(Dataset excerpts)
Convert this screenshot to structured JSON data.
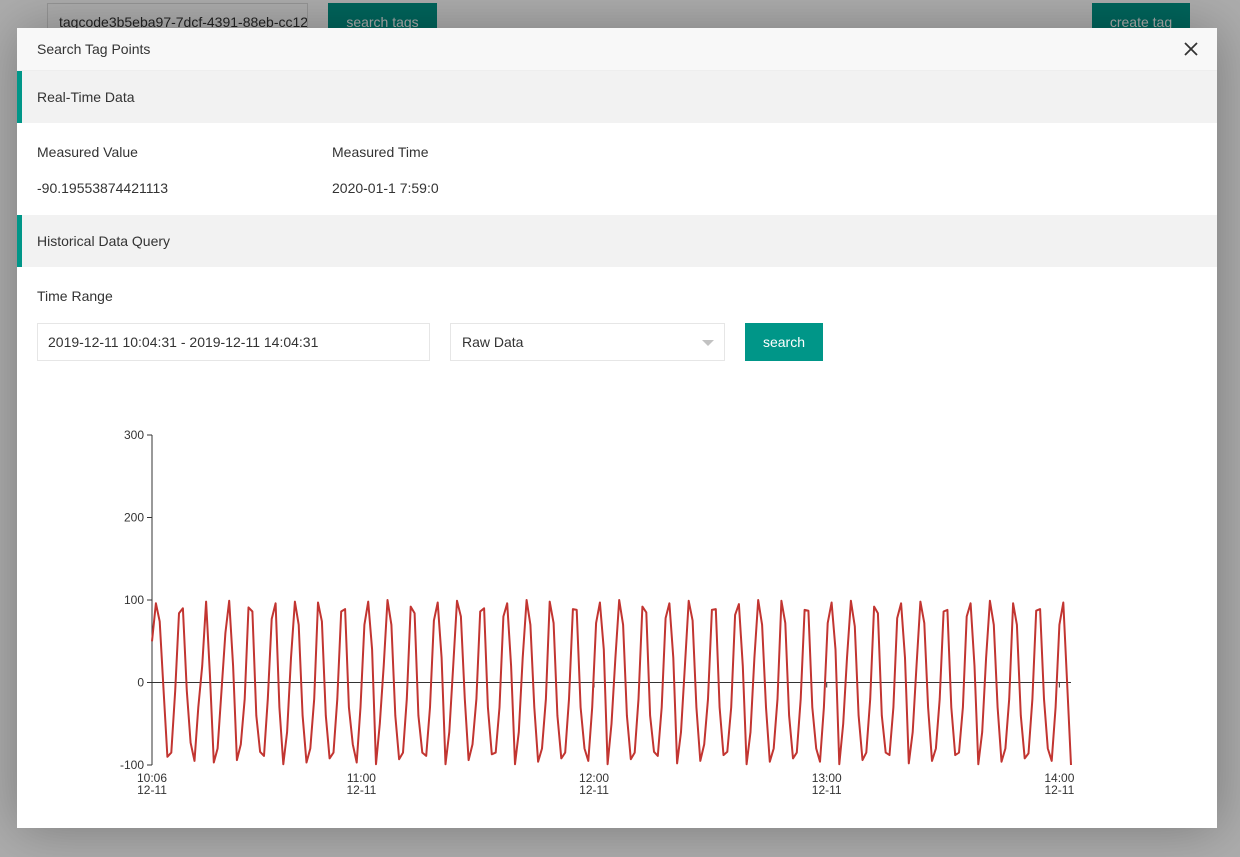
{
  "background": {
    "tag_input_value": "tagcode3b5eba97-7dcf-4391-88eb-cc12",
    "search_tags_label": "search tags",
    "create_tag_label": "create tag"
  },
  "modal": {
    "title": "Search Tag Points",
    "close_icon": "close-icon"
  },
  "realtime": {
    "section_title": "Real-Time Data",
    "measured_value_label": "Measured Value",
    "measured_time_label": "Measured Time",
    "measured_value": "-90.19553874421113",
    "measured_time": "2020-01-1 7:59:0"
  },
  "historical": {
    "section_title": "Historical Data Query",
    "time_range_label": "Time Range",
    "time_range_value": "2019-12-11 10:04:31 - 2019-12-11 14:04:31",
    "data_mode_selected": "Raw Data",
    "search_label": "search"
  },
  "colors": {
    "accent": "#009688",
    "series": "#c23531"
  },
  "chart_data": {
    "type": "line",
    "title": "",
    "xlabel": "",
    "ylabel": "",
    "ylim": [
      -100,
      300
    ],
    "yticks": [
      "300",
      "200",
      "100",
      "0",
      "-100"
    ],
    "xticks": [
      {
        "time": "10:06",
        "date": "12-11"
      },
      {
        "time": "11:00",
        "date": "12-11"
      },
      {
        "time": "12:00",
        "date": "12-11"
      },
      {
        "time": "13:00",
        "date": "12-11"
      },
      {
        "time": "14:00",
        "date": "12-11"
      }
    ],
    "xrange": [
      "2019-12-11 10:04:31",
      "2019-12-11 14:04:31"
    ],
    "grid": false,
    "series": [
      {
        "sample_interval_minutes": 1,
        "values": [
          50,
          96,
          74,
          -10,
          -90,
          -85,
          -10,
          84,
          90,
          -10,
          -73,
          -95,
          -30,
          20,
          98,
          10,
          -97,
          -80,
          -10,
          60,
          99,
          20,
          -94,
          -75,
          -20,
          91,
          86,
          -40,
          -84,
          -89,
          -20,
          77,
          96,
          -30,
          -99,
          -60,
          30,
          98,
          70,
          -40,
          -97,
          -80,
          -20,
          97,
          74,
          -40,
          -92,
          -85,
          -20,
          86,
          89,
          -30,
          -75,
          -97,
          -30,
          70,
          98,
          40,
          -99,
          -50,
          20,
          100,
          70,
          -40,
          -93,
          -85,
          -20,
          92,
          84,
          -40,
          -85,
          -89,
          -30,
          75,
          97,
          30,
          -99,
          -60,
          20,
          99,
          80,
          -20,
          -94,
          -75,
          -20,
          86,
          90,
          -30,
          -87,
          -85,
          -30,
          80,
          96,
          20,
          -99,
          -60,
          30,
          100,
          70,
          -30,
          -96,
          -80,
          -20,
          98,
          72,
          -40,
          -92,
          -85,
          -20,
          89,
          88,
          -30,
          -80,
          -95,
          -30,
          72,
          97,
          40,
          -99,
          -50,
          30,
          100,
          70,
          -40,
          -93,
          -85,
          -20,
          92,
          85,
          -40,
          -84,
          -89,
          -30,
          78,
          96,
          30,
          -98,
          -60,
          20,
          99,
          75,
          -30,
          -95,
          -75,
          -20,
          88,
          89,
          -30,
          -88,
          -84,
          -30,
          82,
          95,
          20,
          -99,
          -60,
          30,
          100,
          70,
          -30,
          -96,
          -80,
          -20,
          99,
          72,
          -40,
          -92,
          -85,
          -20,
          88,
          87,
          -30,
          -80,
          -96,
          -30,
          72,
          97,
          40,
          -99,
          -50,
          30,
          99,
          68,
          -40,
          -94,
          -85,
          -20,
          92,
          84,
          -40,
          -85,
          -88,
          -30,
          78,
          96,
          30,
          -98,
          -60,
          20,
          98,
          72,
          -30,
          -95,
          -80,
          -20,
          86,
          88,
          -30,
          -88,
          -85,
          -30,
          80,
          96,
          20,
          -99,
          -60,
          30,
          99,
          70,
          -30,
          -96,
          -80,
          -20,
          96,
          70,
          -40,
          -92,
          -86,
          -20,
          87,
          89,
          -20,
          -80,
          -95,
          -30,
          70,
          97,
          0,
          -100
        ]
      }
    ]
  }
}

TASK GOAL = Set down the material exactly, every line of it, except for the pictures.

WORKED ANSWER =
Convert this screenshot to structured JSON data.
{
  "background": {
    "tag_input_value": "tagcode3b5eba97-7dcf-4391-88eb-cc12",
    "search_tags_label": "search tags",
    "create_tag_label": "create tag"
  },
  "modal": {
    "title": "Search Tag Points",
    "close_icon": "close-icon"
  },
  "realtime": {
    "section_title": "Real-Time Data",
    "measured_value_label": "Measured Value",
    "measured_time_label": "Measured Time",
    "measured_value": "-90.19553874421113",
    "measured_time": "2020-01-1 7:59:0"
  },
  "historical": {
    "section_title": "Historical Data Query",
    "time_range_label": "Time Range",
    "time_range_value": "2019-12-11 10:04:31 - 2019-12-11 14:04:31",
    "data_mode_selected": "Raw Data",
    "search_label": "search"
  },
  "colors": {
    "accent": "#009688",
    "series": "#c23531"
  },
  "chart_data": {
    "type": "line",
    "title": "",
    "xlabel": "",
    "ylabel": "",
    "ylim": [
      -100,
      300
    ],
    "yticks": [
      "300",
      "200",
      "100",
      "0",
      "-100"
    ],
    "xticks": [
      {
        "time": "10:06",
        "date": "12-11"
      },
      {
        "time": "11:00",
        "date": "12-11"
      },
      {
        "time": "12:00",
        "date": "12-11"
      },
      {
        "time": "13:00",
        "date": "12-11"
      },
      {
        "time": "14:00",
        "date": "12-11"
      }
    ],
    "xrange": [
      "2019-12-11 10:04:31",
      "2019-12-11 14:04:31"
    ],
    "grid": false,
    "series": [
      {
        "sample_interval_minutes": 1,
        "values": [
          50,
          96,
          74,
          -10,
          -90,
          -85,
          -10,
          84,
          90,
          -10,
          -73,
          -95,
          -30,
          20,
          98,
          10,
          -97,
          -80,
          -10,
          60,
          99,
          20,
          -94,
          -75,
          -20,
          91,
          86,
          -40,
          -84,
          -89,
          -20,
          77,
          96,
          -30,
          -99,
          -60,
          30,
          98,
          70,
          -40,
          -97,
          -80,
          -20,
          97,
          74,
          -40,
          -92,
          -85,
          -20,
          86,
          89,
          -30,
          -75,
          -97,
          -30,
          70,
          98,
          40,
          -99,
          -50,
          20,
          100,
          70,
          -40,
          -93,
          -85,
          -20,
          92,
          84,
          -40,
          -85,
          -89,
          -30,
          75,
          97,
          30,
          -99,
          -60,
          20,
          99,
          80,
          -20,
          -94,
          -75,
          -20,
          86,
          90,
          -30,
          -87,
          -85,
          -30,
          80,
          96,
          20,
          -99,
          -60,
          30,
          100,
          70,
          -30,
          -96,
          -80,
          -20,
          98,
          72,
          -40,
          -92,
          -85,
          -20,
          89,
          88,
          -30,
          -80,
          -95,
          -30,
          72,
          97,
          40,
          -99,
          -50,
          30,
          100,
          70,
          -40,
          -93,
          -85,
          -20,
          92,
          85,
          -40,
          -84,
          -89,
          -30,
          78,
          96,
          30,
          -98,
          -60,
          20,
          99,
          75,
          -30,
          -95,
          -75,
          -20,
          88,
          89,
          -30,
          -88,
          -84,
          -30,
          82,
          95,
          20,
          -99,
          -60,
          30,
          100,
          70,
          -30,
          -96,
          -80,
          -20,
          99,
          72,
          -40,
          -92,
          -85,
          -20,
          88,
          87,
          -30,
          -80,
          -96,
          -30,
          72,
          97,
          40,
          -99,
          -50,
          30,
          99,
          68,
          -40,
          -94,
          -85,
          -20,
          92,
          84,
          -40,
          -85,
          -88,
          -30,
          78,
          96,
          30,
          -98,
          -60,
          20,
          98,
          72,
          -30,
          -95,
          -80,
          -20,
          86,
          88,
          -30,
          -88,
          -85,
          -30,
          80,
          96,
          20,
          -99,
          -60,
          30,
          99,
          70,
          -30,
          -96,
          -80,
          -20,
          96,
          70,
          -40,
          -92,
          -86,
          -20,
          87,
          89,
          -20,
          -80,
          -95,
          -30,
          70,
          97,
          0,
          -100
        ]
      }
    ]
  }
}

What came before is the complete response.